* BEGIN Data provided *

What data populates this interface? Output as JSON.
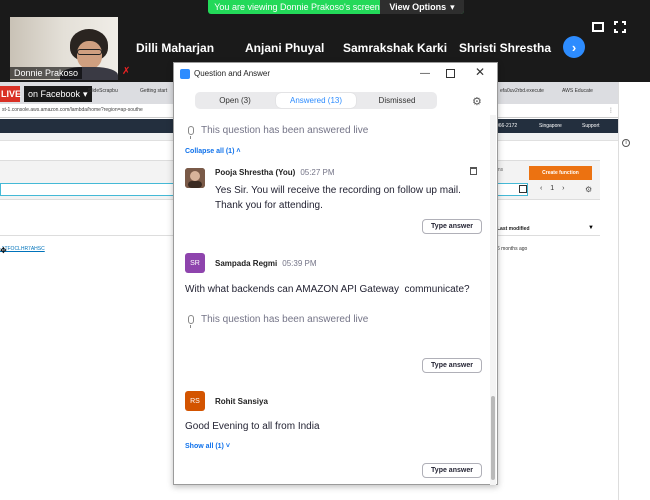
{
  "zoom": {
    "share_banner": "You are viewing Donnie Prakoso's screen",
    "view_options": "View Options",
    "self_name": "Donnie Prakoso",
    "participants": [
      "Dilli Maharjan",
      "Anjani Phuyal",
      "Samrakshak Karki",
      "Shristi Shrestha"
    ]
  },
  "browser": {
    "live": "LIVE",
    "on_facebook": "on Facebook",
    "tabs": [
      "SlideScrapbu",
      "Getting start",
      "efa0uv2rbd.execute",
      "AWS Educate"
    ],
    "url": "st-1.console.aws.amazon.com/lambda/home?region=ap-southe",
    "aws_nav": {
      "account": "066-2172",
      "region": "Singapore",
      "support": "Support"
    },
    "actions": "ions",
    "create_function": "Create function",
    "page_number": "1",
    "last_modified": "Last modified",
    "function_name": "-1TFOCLHR7AHSC",
    "modified_ago": "6 months ago"
  },
  "qa": {
    "title": "Question and Answer",
    "tabs": [
      {
        "label": "Open (3)"
      },
      {
        "label": "Answered (13)"
      },
      {
        "label": "Dismissed"
      }
    ],
    "answered_live": "This question has been answered live",
    "collapse_all": "Collapse all (1)",
    "show_all": "Show all (1)",
    "type_answer": "Type answer",
    "reply": {
      "author": "Pooja Shrestha (You)",
      "time": "05:27 PM",
      "text": "Yes Sir. You will receive the recording on follow up mail. Thank you for attending."
    },
    "questions": [
      {
        "initials": "SR",
        "avatar_color": "#8e44ad",
        "author": "Sampada Regmi",
        "time": "05:39 PM",
        "text": "With what backends can AMAZON API Gateway  communicate?"
      },
      {
        "initials": "RS",
        "avatar_color": "#d35400",
        "author": "Rohit Sansiya",
        "time": "",
        "text": "Good Evening to all from India"
      }
    ]
  },
  "colors": {
    "zoom_blue": "#2d8cff",
    "banner_green": "#23d959",
    "aws_orange": "#ec7211",
    "aws_navy": "#232f3e"
  }
}
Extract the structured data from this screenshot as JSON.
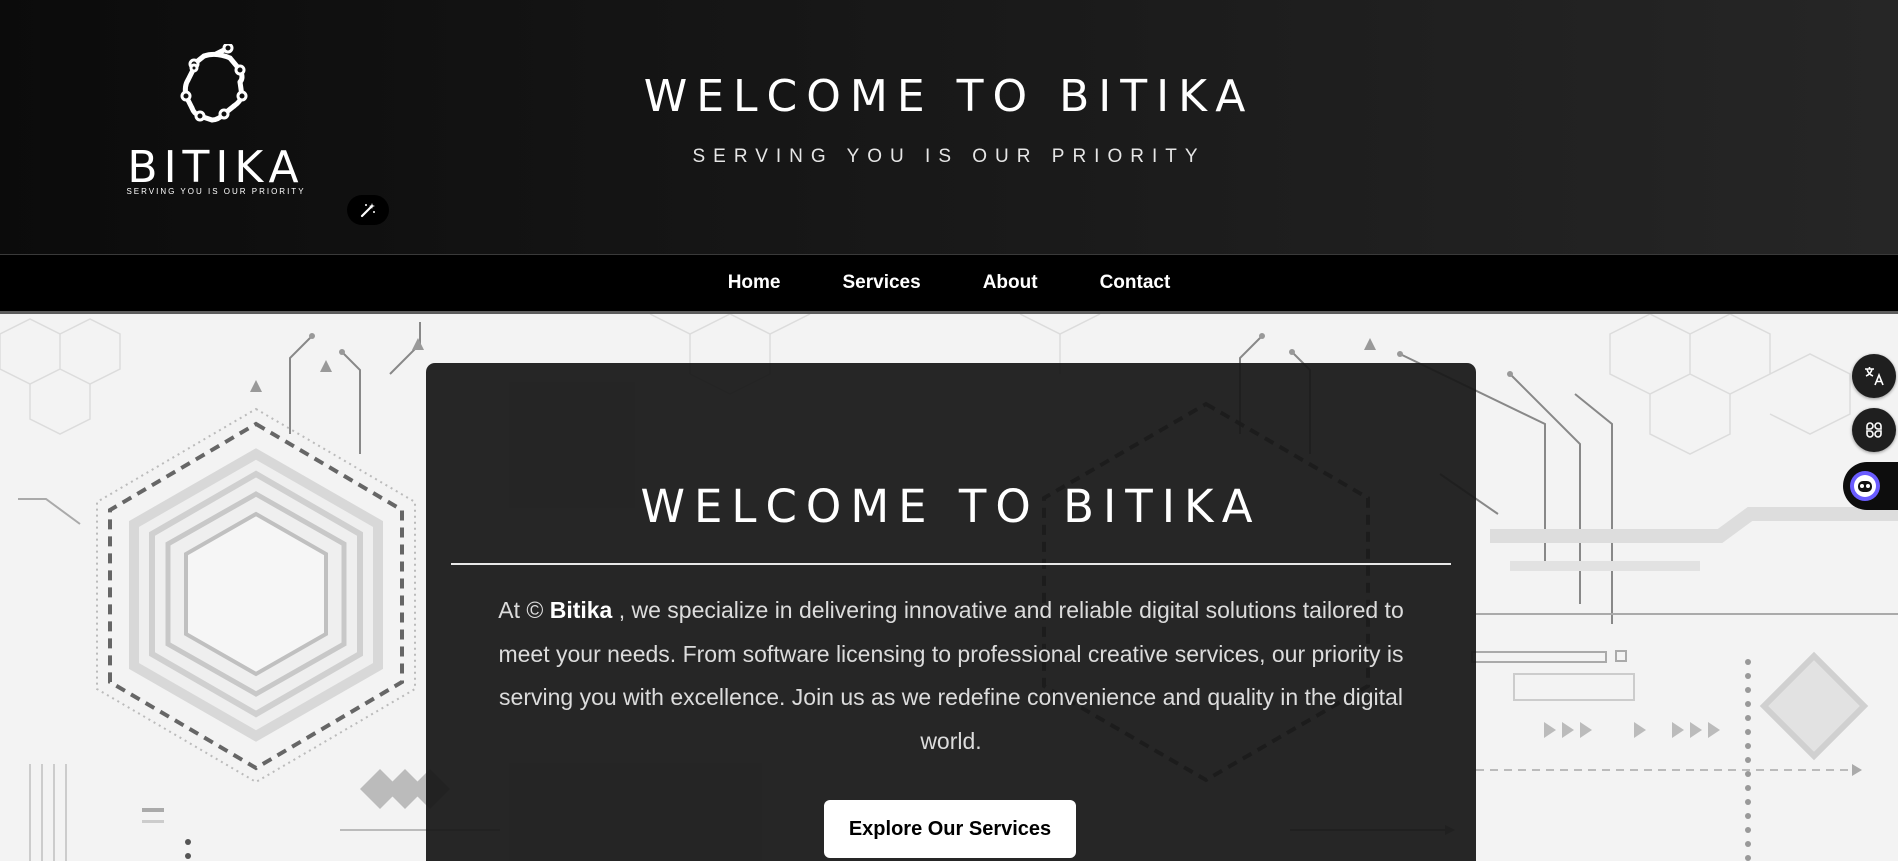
{
  "header": {
    "logo_text": "BITIKA",
    "logo_tagline": "SERVING YOU IS OUR PRIORITY",
    "title": "WELCOME TO BITIKA",
    "subtitle": "SERVING YOU IS OUR PRIORITY"
  },
  "nav": {
    "items": [
      "Home",
      "Services",
      "About",
      "Contact"
    ]
  },
  "hero": {
    "title": "WELCOME TO BITIKA",
    "intro_pre": "At © ",
    "brand": "Bitika",
    "intro_post": " , we specialize in delivering innovative and reliable digital solutions tailored to meet your needs. From software licensing to professional creative services, our priority is serving you with excellence. Join us as we redefine convenience and quality in the digital world.",
    "cta_label": "Explore Our Services"
  },
  "side_buttons": {
    "translate": "translate-icon",
    "apps": "apps-icon",
    "assistant": "assistant-icon"
  },
  "colors": {
    "header_bg": "#111111",
    "nav_bg": "#000000",
    "card_bg": "#181818",
    "text": "#ffffff"
  }
}
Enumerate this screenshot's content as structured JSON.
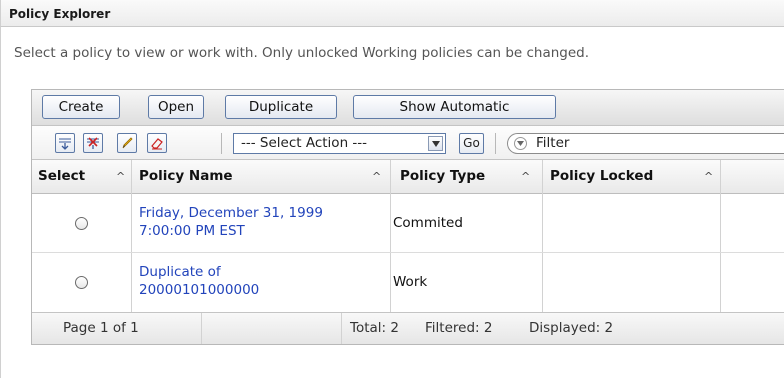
{
  "panel": {
    "title": "Policy Explorer"
  },
  "intro_text": "Select a policy to view or work with. Only unlocked Working policies can be changed.",
  "buttons": {
    "create": "Create",
    "open": "Open",
    "duplicate": "Duplicate",
    "show_automatic": "Show Automatic"
  },
  "toolbar": {
    "icons": [
      "expand-all-icon",
      "collapse-all-icon",
      "edit-icon",
      "clear-icon"
    ],
    "select_action": "--- Select Action ---",
    "go": "Go",
    "filter_placeholder": "Filter"
  },
  "table": {
    "columns": [
      "Select",
      "Policy Name",
      "Policy Type",
      "Policy Locked"
    ],
    "rows": [
      {
        "name_line1": "Friday, December 31, 1999",
        "name_line2": "7:00:00 PM EST",
        "type": "Commited",
        "locked": ""
      },
      {
        "name_line1": "Duplicate of",
        "name_line2": "20000101000000",
        "type": "Work",
        "locked": ""
      }
    ]
  },
  "footer": {
    "page": "Page 1 of 1",
    "total": "Total: 2",
    "filtered": "Filtered: 2",
    "displayed": "Displayed: 2"
  }
}
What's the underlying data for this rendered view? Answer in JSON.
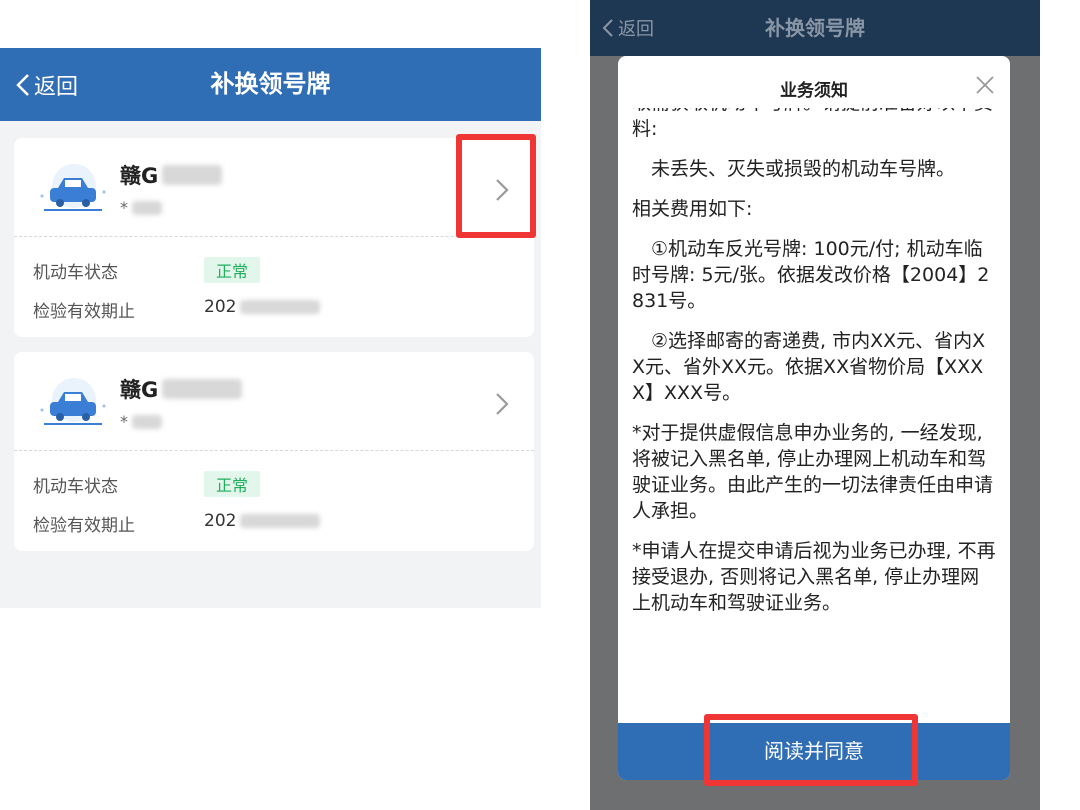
{
  "left_screen": {
    "nav": {
      "back_label": "返回",
      "title": "补换领号牌"
    },
    "vehicles": [
      {
        "plate_prefix": "赣G",
        "status_label": "机动车状态",
        "status_value": "正常",
        "inspection_label": "检验有效期止",
        "inspection_value_prefix": "202"
      },
      {
        "plate_prefix": "赣G",
        "status_label": "机动车状态",
        "status_value": "正常",
        "inspection_label": "检验有效期止",
        "inspection_value_prefix": "202"
      }
    ]
  },
  "right_screen": {
    "nav": {
      "back_label": "返回",
      "title": "补换领号牌"
    },
    "modal": {
      "title": "业务须知",
      "paragraphs": [
        "取需获取机动车号牌。请提前准备好以下资料:",
        "未丢失、灭失或损毁的机动车号牌。",
        "相关费用如下:",
        "①机动车反光号牌: 100元/付; 机动车临时号牌: 5元/张。依据发改价格【2004】2831号。",
        "②选择邮寄的寄递费, 市内XX元、省内XX元、省外XX元。依据XX省物价局【XXXX】XXX号。",
        "*对于提供虚假信息申办业务的, 一经发现, 将被记入黑名单, 停止办理网上机动车和驾驶证业务。由此产生的一切法律责任由申请人承担。",
        "*申请人在提交申请后视为业务已办理, 不再接受退办, 否则将记入黑名单, 停止办理网上机动车和驾驶证业务。"
      ],
      "agree_button": "阅读并同意"
    }
  },
  "colors": {
    "primary": "#2f6db5",
    "highlight": "#f03535",
    "status_green": "#1fae5c"
  },
  "icons": [
    "chevron-left-icon",
    "car-icon",
    "chevron-right-icon",
    "close-icon"
  ]
}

* END Data provided *

**Required work**
Omit the pictures, then quote the rest of the material above exactly.

**Worked solution**
What data populates this interface? Output as JSON.
{
  "zoom": {
    "share_banner": "You are viewing Donnie Prakoso's screen",
    "view_options": "View Options",
    "self_name": "Donnie Prakoso",
    "participants": [
      "Dilli Maharjan",
      "Anjani Phuyal",
      "Samrakshak Karki",
      "Shristi Shrestha"
    ]
  },
  "browser": {
    "live": "LIVE",
    "on_facebook": "on Facebook",
    "tabs": [
      "SlideScrapbu",
      "Getting start",
      "efa0uv2rbd.execute",
      "AWS Educate"
    ],
    "url": "st-1.console.aws.amazon.com/lambda/home?region=ap-southe",
    "aws_nav": {
      "account": "066-2172",
      "region": "Singapore",
      "support": "Support"
    },
    "actions": "ions",
    "create_function": "Create function",
    "page_number": "1",
    "last_modified": "Last modified",
    "function_name": "-1TFOCLHR7AHSC",
    "modified_ago": "6 months ago"
  },
  "qa": {
    "title": "Question and Answer",
    "tabs": [
      {
        "label": "Open (3)"
      },
      {
        "label": "Answered (13)"
      },
      {
        "label": "Dismissed"
      }
    ],
    "answered_live": "This question has been answered live",
    "collapse_all": "Collapse all (1)",
    "show_all": "Show all (1)",
    "type_answer": "Type answer",
    "reply": {
      "author": "Pooja Shrestha (You)",
      "time": "05:27 PM",
      "text": "Yes Sir. You will receive the recording on follow up mail. Thank you for attending."
    },
    "questions": [
      {
        "initials": "SR",
        "avatar_color": "#8e44ad",
        "author": "Sampada Regmi",
        "time": "05:39 PM",
        "text": "With what backends can AMAZON API Gateway  communicate?"
      },
      {
        "initials": "RS",
        "avatar_color": "#d35400",
        "author": "Rohit Sansiya",
        "time": "",
        "text": "Good Evening to all from India"
      }
    ]
  },
  "colors": {
    "zoom_blue": "#2d8cff",
    "banner_green": "#23d959",
    "aws_orange": "#ec7211",
    "aws_navy": "#232f3e"
  }
}
Extract the structured data from this screenshot as JSON.
{
  "header": {
    "logo_text": "BITIKA",
    "logo_tagline": "SERVING YOU IS OUR PRIORITY",
    "title": "WELCOME TO BITIKA",
    "subtitle": "SERVING YOU IS OUR PRIORITY"
  },
  "nav": {
    "items": [
      "Home",
      "Services",
      "About",
      "Contact"
    ]
  },
  "hero": {
    "title": "WELCOME TO BITIKA",
    "intro_pre": "At © ",
    "brand": "Bitika",
    "intro_post": " , we specialize in delivering innovative and reliable digital solutions tailored to meet your needs. From software licensing to professional creative services, our priority is serving you with excellence. Join us as we redefine convenience and quality in the digital world.",
    "cta_label": "Explore Our Services"
  },
  "side_buttons": {
    "translate": "translate-icon",
    "apps": "apps-icon",
    "assistant": "assistant-icon"
  },
  "colors": {
    "header_bg": "#111111",
    "nav_bg": "#000000",
    "card_bg": "#181818",
    "text": "#ffffff"
  }
}
Enumerate this screenshot's content as structured JSON.
{
  "panel": {
    "title": "Policy Explorer"
  },
  "intro_text": "Select a policy to view or work with. Only unlocked Working policies can be changed.",
  "buttons": {
    "create": "Create",
    "open": "Open",
    "duplicate": "Duplicate",
    "show_automatic": "Show Automatic"
  },
  "toolbar": {
    "icons": [
      "expand-all-icon",
      "collapse-all-icon",
      "edit-icon",
      "clear-icon"
    ],
    "select_action": "--- Select Action ---",
    "go": "Go",
    "filter_placeholder": "Filter"
  },
  "table": {
    "columns": [
      "Select",
      "Policy Name",
      "Policy Type",
      "Policy Locked"
    ],
    "rows": [
      {
        "name_line1": "Friday, December 31, 1999",
        "name_line2": "7:00:00 PM EST",
        "type": "Commited",
        "locked": ""
      },
      {
        "name_line1": "Duplicate of",
        "name_line2": "20000101000000",
        "type": "Work",
        "locked": ""
      }
    ]
  },
  "footer": {
    "page": "Page 1 of 1",
    "total": "Total: 2",
    "filtered": "Filtered: 2",
    "displayed": "Displayed: 2"
  }
}
What's the underlying data for this rendered view? Answer in JSON.
{
  "left_screen": {
    "nav": {
      "back_label": "返回",
      "title": "补换领号牌"
    },
    "vehicles": [
      {
        "plate_prefix": "赣G",
        "status_label": "机动车状态",
        "status_value": "正常",
        "inspection_label": "检验有效期止",
        "inspection_value_prefix": "202"
      },
      {
        "plate_prefix": "赣G",
        "status_label": "机动车状态",
        "status_value": "正常",
        "inspection_label": "检验有效期止",
        "inspection_value_prefix": "202"
      }
    ]
  },
  "right_screen": {
    "nav": {
      "back_label": "返回",
      "title": "补换领号牌"
    },
    "modal": {
      "title": "业务须知",
      "paragraphs": [
        "取需获取机动车号牌。请提前准备好以下资料:",
        "未丢失、灭失或损毁的机动车号牌。",
        "相关费用如下:",
        "①机动车反光号牌: 100元/付; 机动车临时号牌: 5元/张。依据发改价格【2004】2831号。",
        "②选择邮寄的寄递费, 市内XX元、省内XX元、省外XX元。依据XX省物价局【XXXX】XXX号。",
        "*对于提供虚假信息申办业务的, 一经发现, 将被记入黑名单, 停止办理网上机动车和驾驶证业务。由此产生的一切法律责任由申请人承担。",
        "*申请人在提交申请后视为业务已办理, 不再接受退办, 否则将记入黑名单, 停止办理网上机动车和驾驶证业务。"
      ],
      "agree_button": "阅读并同意"
    }
  },
  "colors": {
    "primary": "#2f6db5",
    "highlight": "#f03535",
    "status_green": "#1fae5c"
  },
  "icons": [
    "chevron-left-icon",
    "car-icon",
    "chevron-right-icon",
    "close-icon"
  ]
}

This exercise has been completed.